Data items:
'''

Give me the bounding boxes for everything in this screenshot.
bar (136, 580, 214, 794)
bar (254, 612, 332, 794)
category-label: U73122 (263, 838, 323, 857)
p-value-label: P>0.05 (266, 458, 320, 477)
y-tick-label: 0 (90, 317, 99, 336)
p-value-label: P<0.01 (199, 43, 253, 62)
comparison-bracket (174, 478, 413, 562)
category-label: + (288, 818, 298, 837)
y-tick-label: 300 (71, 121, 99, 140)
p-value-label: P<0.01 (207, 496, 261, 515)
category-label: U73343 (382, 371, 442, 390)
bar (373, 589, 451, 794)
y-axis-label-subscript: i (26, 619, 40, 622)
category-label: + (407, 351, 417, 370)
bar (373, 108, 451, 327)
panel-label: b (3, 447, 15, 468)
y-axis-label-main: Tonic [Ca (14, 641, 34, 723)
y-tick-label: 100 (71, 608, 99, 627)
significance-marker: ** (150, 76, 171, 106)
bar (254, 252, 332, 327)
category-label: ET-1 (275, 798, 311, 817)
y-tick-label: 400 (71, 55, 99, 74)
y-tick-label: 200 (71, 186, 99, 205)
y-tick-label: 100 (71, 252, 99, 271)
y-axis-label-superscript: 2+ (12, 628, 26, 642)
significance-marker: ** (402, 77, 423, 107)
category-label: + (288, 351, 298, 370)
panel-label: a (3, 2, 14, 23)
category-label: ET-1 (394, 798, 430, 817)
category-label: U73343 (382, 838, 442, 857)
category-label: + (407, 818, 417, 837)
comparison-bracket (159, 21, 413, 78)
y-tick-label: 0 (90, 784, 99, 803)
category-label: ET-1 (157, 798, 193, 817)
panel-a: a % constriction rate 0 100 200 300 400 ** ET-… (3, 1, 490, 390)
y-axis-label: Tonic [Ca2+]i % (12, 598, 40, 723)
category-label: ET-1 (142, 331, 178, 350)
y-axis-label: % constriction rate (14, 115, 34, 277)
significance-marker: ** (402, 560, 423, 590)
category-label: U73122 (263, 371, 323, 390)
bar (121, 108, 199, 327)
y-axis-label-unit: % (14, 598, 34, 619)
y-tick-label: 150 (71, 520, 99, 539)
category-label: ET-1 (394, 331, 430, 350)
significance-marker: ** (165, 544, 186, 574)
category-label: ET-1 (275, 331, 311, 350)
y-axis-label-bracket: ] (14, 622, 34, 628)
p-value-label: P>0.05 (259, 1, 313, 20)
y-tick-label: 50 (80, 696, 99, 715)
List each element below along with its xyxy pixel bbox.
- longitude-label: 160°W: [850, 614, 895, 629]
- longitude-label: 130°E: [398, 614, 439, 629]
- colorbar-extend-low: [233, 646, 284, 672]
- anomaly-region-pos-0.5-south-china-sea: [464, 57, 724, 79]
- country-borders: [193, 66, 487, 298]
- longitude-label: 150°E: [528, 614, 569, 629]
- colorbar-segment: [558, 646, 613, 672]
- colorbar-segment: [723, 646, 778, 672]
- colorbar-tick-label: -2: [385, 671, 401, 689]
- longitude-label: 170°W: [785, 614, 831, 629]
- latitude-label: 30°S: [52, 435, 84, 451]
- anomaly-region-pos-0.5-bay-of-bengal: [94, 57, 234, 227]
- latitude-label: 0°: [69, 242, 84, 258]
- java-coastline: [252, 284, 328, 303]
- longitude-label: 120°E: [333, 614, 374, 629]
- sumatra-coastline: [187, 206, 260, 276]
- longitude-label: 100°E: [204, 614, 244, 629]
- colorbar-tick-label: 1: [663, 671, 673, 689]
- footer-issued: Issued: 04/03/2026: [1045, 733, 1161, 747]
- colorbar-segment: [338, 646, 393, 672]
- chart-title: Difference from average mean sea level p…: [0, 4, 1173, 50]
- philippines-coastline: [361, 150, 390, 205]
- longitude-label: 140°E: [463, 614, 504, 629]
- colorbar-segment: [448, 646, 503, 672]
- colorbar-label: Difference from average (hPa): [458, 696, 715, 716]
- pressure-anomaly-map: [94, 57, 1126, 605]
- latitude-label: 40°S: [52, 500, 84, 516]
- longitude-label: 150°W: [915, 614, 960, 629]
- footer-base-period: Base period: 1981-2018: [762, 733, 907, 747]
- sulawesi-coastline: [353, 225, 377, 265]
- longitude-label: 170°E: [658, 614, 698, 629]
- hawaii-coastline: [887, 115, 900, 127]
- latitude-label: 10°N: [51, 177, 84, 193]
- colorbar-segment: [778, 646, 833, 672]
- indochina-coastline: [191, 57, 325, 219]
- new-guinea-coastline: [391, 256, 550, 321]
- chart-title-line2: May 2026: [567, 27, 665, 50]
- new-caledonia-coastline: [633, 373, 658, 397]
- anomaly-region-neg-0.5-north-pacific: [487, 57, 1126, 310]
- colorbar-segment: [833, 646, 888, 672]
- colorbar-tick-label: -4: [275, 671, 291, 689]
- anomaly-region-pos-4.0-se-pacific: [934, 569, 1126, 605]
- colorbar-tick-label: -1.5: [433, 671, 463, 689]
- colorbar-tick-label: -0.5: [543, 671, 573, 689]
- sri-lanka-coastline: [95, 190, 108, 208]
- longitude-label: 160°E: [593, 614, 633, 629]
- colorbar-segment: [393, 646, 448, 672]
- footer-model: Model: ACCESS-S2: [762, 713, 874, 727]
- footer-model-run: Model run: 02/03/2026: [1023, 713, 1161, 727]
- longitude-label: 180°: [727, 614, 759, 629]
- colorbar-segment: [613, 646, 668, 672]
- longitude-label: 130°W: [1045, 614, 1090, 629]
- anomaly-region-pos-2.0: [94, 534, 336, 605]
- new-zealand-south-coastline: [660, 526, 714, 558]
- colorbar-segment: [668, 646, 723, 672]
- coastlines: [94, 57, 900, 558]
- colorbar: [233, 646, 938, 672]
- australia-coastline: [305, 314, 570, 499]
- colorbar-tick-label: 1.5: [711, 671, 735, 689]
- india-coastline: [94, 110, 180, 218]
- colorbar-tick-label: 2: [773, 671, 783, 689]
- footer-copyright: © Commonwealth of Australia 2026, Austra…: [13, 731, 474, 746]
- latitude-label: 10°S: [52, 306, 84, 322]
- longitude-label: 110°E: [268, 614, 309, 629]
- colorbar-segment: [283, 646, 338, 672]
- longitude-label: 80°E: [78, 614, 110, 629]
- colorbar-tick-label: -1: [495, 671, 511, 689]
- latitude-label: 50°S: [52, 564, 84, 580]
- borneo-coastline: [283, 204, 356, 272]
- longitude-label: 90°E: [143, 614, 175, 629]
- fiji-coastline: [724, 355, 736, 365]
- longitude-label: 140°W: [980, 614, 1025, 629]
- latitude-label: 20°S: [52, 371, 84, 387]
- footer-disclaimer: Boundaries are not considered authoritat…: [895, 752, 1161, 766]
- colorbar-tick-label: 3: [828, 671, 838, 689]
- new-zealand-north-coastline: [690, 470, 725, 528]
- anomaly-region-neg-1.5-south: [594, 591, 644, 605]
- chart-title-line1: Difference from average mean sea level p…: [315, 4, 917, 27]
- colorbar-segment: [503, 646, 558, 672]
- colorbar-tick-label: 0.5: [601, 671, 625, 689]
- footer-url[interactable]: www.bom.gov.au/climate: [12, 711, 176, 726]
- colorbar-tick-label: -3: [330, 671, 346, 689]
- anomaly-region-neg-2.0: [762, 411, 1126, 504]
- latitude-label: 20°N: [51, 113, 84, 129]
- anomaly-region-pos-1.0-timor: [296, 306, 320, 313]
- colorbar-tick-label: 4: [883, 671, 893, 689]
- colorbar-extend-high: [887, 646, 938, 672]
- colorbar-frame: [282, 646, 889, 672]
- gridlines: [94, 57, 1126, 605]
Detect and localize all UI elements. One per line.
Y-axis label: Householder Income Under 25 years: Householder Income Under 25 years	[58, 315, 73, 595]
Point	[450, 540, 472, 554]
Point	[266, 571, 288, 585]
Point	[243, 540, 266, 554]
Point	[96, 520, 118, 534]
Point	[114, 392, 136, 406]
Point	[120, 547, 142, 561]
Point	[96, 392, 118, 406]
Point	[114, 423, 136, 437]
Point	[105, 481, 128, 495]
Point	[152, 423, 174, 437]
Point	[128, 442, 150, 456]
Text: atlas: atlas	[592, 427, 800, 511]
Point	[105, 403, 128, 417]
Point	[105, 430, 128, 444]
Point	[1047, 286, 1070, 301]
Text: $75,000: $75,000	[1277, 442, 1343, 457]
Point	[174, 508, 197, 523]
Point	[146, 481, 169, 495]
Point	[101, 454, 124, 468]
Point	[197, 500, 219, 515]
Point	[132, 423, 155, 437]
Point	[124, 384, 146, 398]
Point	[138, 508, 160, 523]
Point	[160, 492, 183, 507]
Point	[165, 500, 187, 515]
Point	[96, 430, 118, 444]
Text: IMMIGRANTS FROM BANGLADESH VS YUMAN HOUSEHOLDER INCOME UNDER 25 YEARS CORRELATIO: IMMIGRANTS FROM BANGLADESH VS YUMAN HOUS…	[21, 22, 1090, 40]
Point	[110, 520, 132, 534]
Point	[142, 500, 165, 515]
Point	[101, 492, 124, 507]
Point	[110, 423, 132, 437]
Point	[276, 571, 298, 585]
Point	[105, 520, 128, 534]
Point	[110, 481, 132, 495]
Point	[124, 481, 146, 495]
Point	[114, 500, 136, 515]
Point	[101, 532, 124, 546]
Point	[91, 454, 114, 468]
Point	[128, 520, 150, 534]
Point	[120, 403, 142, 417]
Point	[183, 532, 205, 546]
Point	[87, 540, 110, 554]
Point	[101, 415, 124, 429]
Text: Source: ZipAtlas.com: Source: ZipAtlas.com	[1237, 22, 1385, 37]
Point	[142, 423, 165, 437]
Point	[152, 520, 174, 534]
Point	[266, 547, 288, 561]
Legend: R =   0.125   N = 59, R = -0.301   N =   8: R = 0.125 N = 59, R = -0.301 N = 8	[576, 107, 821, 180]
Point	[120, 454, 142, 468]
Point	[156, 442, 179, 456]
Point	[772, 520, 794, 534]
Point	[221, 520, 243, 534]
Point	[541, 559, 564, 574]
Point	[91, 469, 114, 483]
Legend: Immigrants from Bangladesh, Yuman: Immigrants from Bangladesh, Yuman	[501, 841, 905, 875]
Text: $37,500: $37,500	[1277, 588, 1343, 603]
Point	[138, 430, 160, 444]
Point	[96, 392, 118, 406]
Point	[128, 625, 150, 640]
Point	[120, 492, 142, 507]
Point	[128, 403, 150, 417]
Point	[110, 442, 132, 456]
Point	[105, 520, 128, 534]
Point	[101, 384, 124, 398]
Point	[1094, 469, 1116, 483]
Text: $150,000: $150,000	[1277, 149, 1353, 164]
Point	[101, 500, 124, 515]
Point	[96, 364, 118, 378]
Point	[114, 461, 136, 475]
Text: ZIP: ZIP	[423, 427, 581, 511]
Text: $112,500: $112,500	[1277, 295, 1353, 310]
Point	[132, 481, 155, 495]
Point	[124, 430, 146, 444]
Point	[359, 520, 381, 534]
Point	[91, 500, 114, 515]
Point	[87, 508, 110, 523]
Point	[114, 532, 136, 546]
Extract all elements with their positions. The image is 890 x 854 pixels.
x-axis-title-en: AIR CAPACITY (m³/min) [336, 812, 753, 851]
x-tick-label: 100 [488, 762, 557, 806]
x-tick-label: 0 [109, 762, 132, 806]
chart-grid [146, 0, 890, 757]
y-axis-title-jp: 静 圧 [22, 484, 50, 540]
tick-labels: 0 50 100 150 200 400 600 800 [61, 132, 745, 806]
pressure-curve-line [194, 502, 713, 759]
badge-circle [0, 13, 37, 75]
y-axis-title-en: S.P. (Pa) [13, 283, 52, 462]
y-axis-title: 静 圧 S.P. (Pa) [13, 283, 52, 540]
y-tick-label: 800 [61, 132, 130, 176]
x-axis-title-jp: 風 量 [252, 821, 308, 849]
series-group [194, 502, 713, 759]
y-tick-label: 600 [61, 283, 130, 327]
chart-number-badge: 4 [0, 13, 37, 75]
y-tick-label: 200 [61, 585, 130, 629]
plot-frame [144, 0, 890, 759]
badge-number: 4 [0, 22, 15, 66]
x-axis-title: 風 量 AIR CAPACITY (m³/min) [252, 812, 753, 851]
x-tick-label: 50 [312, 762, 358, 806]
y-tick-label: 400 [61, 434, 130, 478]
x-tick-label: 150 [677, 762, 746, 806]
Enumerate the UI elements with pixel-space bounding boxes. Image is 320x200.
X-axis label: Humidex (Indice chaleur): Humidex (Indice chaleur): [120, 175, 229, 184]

'''

Instructions to follow
Copy the records word for word, from the first line through the line containing "y-axis-label: Tonic [Ca2+]i", with that line included.

The completed task
Give me the bounding boxes for everything in this screenshot.
bar (136, 580, 214, 794)
bar (254, 612, 332, 794)
category-label: U73122 (263, 838, 323, 857)
p-value-label: P>0.05 (266, 458, 320, 477)
y-tick-label: 0 (90, 317, 99, 336)
p-value-label: P<0.01 (199, 43, 253, 62)
comparison-bracket (174, 478, 413, 562)
category-label: + (288, 818, 298, 837)
y-tick-label: 300 (71, 121, 99, 140)
p-value-label: P<0.01 (207, 496, 261, 515)
category-label: U73343 (382, 371, 442, 390)
bar (373, 589, 451, 794)
y-axis-label-subscript: i (26, 619, 40, 622)
category-label: + (407, 351, 417, 370)
bar (373, 108, 451, 327)
panel-label: b (3, 447, 15, 468)
y-axis-label-main: Tonic [Ca (14, 641, 34, 723)
y-tick-label: 100 (71, 608, 99, 627)
significance-marker: ** (150, 76, 171, 106)
bar (254, 252, 332, 327)
category-label: ET-1 (275, 798, 311, 817)
y-tick-label: 400 (71, 55, 99, 74)
y-tick-label: 200 (71, 186, 99, 205)
y-tick-label: 100 (71, 252, 99, 271)
y-axis-label-superscript: 2+ (12, 628, 26, 642)
significance-marker: ** (402, 77, 423, 107)
category-label: + (288, 351, 298, 370)
panel-label: a (3, 2, 14, 23)
category-label: ET-1 (394, 798, 430, 817)
category-label: U73343 (382, 838, 442, 857)
category-label: + (407, 818, 417, 837)
comparison-bracket (159, 21, 413, 78)
y-tick-label: 0 (90, 784, 99, 803)
category-label: ET-1 (157, 798, 193, 817)
panel-a: a % constriction rate 0 100 200 300 400 ** ET-… (3, 1, 490, 390)
y-axis-label: Tonic [Ca2+]i % (12, 598, 40, 723)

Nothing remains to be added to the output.